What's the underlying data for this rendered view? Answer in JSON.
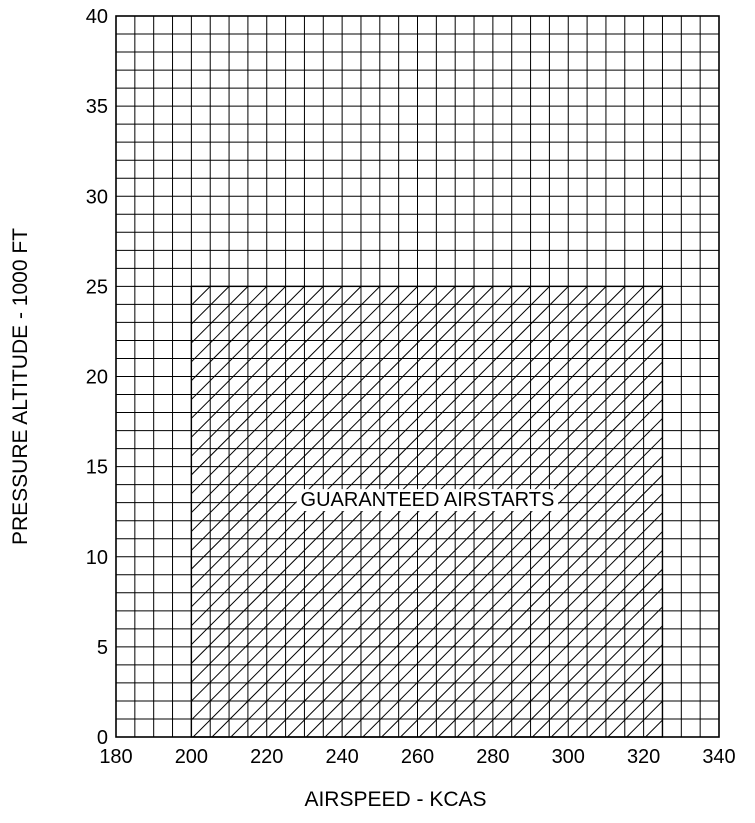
{
  "chart_data": {
    "type": "area",
    "xlabel": "AIRSPEED - KCAS",
    "ylabel": "PRESSURE ALTITUDE - 1000 FT",
    "xlim": [
      180,
      340
    ],
    "ylim": [
      0,
      40
    ],
    "x_ticks": [
      180,
      200,
      220,
      240,
      260,
      280,
      300,
      320,
      340
    ],
    "y_ticks": [
      0,
      5,
      10,
      15,
      20,
      25,
      30,
      35,
      40
    ],
    "grid": true,
    "x_minor_step": 5,
    "y_minor_step": 1,
    "regions": [
      {
        "label": "GUARANTEED AIRSTARTS",
        "x_min": 200,
        "x_max": 325,
        "y_min": 0,
        "y_max": 25,
        "fill": "diagonal-hatch"
      }
    ],
    "colors": {
      "grid": "#000000",
      "hatch": "#000000",
      "background": "#ffffff"
    }
  }
}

• Do this
None of the pictures should appear; repeat the records exactly otherwise.

• Finished exercise
What's the underlying data for this rendered view? Answer in JSON.
{
  "chart_data": {
    "type": "area",
    "xlabel": "AIRSPEED - KCAS",
    "ylabel": "PRESSURE ALTITUDE - 1000 FT",
    "xlim": [
      180,
      340
    ],
    "ylim": [
      0,
      40
    ],
    "x_ticks": [
      180,
      200,
      220,
      240,
      260,
      280,
      300,
      320,
      340
    ],
    "y_ticks": [
      0,
      5,
      10,
      15,
      20,
      25,
      30,
      35,
      40
    ],
    "grid": true,
    "x_minor_step": 5,
    "y_minor_step": 1,
    "regions": [
      {
        "label": "GUARANTEED AIRSTARTS",
        "x_min": 200,
        "x_max": 325,
        "y_min": 0,
        "y_max": 25,
        "fill": "diagonal-hatch"
      }
    ],
    "colors": {
      "grid": "#000000",
      "hatch": "#000000",
      "background": "#ffffff"
    }
  }
}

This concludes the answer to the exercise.